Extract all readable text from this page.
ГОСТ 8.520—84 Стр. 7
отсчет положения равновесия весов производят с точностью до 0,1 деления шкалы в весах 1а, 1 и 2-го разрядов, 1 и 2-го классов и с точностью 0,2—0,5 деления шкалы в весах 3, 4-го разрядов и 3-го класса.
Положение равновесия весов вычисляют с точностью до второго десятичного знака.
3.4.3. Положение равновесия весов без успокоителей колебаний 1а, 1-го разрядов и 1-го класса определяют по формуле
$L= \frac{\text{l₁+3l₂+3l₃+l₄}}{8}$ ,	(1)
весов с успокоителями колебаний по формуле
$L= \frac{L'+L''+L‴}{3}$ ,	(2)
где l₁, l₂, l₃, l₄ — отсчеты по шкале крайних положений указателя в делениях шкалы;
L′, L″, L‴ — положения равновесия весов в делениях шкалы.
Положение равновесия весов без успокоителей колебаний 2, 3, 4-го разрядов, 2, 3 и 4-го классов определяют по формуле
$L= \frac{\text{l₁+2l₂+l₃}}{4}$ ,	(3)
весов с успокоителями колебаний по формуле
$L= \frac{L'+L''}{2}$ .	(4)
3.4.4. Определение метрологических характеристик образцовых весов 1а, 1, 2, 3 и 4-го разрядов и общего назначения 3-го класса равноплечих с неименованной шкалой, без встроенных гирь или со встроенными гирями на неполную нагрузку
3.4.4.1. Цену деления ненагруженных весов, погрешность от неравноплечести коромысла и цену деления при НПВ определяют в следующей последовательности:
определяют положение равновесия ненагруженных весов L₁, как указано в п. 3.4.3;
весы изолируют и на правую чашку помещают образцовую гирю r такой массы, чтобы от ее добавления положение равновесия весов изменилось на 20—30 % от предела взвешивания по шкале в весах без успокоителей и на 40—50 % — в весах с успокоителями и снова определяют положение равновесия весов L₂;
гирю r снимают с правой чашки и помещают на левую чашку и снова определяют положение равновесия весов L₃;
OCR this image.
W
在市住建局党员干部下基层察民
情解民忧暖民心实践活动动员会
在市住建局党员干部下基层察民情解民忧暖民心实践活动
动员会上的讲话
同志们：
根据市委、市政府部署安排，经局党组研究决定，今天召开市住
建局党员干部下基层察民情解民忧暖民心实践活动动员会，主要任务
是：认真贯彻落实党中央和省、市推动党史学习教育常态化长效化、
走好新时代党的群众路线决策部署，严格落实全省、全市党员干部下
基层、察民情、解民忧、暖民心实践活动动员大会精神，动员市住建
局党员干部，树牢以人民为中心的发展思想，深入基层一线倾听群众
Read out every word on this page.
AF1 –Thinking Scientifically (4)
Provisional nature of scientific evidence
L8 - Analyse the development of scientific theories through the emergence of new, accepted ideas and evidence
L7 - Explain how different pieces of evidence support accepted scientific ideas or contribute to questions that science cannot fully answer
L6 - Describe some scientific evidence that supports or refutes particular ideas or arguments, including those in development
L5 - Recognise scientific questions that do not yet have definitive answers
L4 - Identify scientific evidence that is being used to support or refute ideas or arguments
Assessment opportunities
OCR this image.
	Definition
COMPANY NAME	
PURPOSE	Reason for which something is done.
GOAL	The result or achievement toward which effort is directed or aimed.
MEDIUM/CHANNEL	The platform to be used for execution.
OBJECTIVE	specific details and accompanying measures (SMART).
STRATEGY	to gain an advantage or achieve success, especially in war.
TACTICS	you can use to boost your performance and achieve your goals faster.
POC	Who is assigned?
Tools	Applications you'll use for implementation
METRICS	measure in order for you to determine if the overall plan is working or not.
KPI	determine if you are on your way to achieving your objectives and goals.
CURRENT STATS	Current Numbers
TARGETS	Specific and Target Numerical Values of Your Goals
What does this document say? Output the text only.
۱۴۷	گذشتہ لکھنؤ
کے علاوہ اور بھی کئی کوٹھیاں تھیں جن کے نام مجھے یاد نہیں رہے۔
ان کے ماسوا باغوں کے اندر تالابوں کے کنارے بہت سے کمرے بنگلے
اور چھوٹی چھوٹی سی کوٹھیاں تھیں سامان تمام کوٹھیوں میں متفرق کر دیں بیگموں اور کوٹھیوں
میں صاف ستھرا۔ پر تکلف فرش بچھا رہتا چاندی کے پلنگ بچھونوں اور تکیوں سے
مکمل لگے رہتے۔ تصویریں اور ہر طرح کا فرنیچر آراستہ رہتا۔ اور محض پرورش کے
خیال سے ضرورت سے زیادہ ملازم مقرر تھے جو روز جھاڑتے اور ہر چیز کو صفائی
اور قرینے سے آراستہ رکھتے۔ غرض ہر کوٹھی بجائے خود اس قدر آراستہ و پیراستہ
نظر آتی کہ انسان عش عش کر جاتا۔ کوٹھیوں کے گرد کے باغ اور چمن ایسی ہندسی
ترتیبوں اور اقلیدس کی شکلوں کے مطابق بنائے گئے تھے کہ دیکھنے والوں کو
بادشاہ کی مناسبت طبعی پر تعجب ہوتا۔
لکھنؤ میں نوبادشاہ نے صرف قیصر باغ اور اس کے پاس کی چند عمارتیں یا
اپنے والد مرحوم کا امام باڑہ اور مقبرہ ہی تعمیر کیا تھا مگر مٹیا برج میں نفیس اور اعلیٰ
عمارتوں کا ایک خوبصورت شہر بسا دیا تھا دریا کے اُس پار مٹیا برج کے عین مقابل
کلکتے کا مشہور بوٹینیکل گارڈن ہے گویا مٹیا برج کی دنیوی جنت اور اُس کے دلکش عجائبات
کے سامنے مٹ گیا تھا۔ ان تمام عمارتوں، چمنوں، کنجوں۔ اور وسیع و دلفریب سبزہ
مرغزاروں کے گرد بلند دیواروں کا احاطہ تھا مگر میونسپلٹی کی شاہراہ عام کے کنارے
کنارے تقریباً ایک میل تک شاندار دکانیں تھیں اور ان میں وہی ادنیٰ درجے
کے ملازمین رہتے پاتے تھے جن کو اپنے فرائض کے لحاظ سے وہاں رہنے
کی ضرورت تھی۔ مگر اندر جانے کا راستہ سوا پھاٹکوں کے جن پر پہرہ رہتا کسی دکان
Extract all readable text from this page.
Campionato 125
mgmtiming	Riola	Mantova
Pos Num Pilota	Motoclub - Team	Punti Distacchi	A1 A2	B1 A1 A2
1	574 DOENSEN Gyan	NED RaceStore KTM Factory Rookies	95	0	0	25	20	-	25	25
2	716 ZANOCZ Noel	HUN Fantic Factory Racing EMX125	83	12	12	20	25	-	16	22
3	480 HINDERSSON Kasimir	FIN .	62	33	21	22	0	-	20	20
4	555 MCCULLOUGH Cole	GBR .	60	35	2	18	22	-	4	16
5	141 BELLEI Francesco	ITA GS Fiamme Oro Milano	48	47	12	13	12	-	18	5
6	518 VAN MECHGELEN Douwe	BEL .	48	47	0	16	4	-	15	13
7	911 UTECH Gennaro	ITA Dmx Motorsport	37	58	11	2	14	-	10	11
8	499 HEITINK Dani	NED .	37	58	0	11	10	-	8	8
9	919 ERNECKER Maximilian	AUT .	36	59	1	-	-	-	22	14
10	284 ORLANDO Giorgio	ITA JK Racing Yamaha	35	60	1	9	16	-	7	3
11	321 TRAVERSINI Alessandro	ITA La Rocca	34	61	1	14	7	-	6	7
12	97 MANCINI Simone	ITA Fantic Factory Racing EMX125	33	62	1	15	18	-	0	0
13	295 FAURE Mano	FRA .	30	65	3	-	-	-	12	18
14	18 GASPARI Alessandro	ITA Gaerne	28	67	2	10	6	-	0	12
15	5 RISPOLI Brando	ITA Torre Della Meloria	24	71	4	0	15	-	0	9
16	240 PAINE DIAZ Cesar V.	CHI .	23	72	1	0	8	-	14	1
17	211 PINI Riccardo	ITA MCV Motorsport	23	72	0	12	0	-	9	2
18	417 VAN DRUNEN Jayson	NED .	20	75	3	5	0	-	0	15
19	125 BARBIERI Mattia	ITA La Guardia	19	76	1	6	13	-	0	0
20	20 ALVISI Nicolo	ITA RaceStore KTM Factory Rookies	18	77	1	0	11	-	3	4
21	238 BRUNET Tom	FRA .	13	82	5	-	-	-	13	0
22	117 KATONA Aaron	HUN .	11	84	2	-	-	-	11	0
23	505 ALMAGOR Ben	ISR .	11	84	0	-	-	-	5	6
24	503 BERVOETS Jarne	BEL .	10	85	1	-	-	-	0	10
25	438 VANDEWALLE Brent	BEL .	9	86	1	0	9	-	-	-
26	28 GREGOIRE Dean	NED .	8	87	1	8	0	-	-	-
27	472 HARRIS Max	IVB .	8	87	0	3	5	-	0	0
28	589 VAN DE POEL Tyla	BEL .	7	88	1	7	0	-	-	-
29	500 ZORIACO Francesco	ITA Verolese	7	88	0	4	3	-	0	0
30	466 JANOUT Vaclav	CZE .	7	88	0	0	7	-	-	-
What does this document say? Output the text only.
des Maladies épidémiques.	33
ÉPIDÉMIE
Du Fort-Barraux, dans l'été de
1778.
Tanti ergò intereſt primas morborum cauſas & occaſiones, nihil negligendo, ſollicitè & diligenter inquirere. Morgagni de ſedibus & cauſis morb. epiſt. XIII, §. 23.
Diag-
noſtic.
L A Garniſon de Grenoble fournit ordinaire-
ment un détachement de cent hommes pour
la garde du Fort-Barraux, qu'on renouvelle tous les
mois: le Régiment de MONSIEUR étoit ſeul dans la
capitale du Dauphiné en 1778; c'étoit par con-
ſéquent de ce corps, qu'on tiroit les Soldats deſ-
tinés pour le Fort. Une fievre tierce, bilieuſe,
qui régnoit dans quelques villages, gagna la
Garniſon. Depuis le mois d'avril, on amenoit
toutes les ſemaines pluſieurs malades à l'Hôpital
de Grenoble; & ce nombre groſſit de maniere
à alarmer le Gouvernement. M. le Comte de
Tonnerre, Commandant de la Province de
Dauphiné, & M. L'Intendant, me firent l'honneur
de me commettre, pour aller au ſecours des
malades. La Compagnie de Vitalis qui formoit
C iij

━━━━

**REQUIRED TASK**
Search the records for the word "Motorsport". Copy every line that has it.

**EXERCISE RESULT**
7	911 UTECH Gennaro	ITA Dmx Motorsport	37	58	11	2	14	-	10	11
17	211 PINI Riccardo	ITA MCV Motorsport	23	72	0	12	0	-	9	2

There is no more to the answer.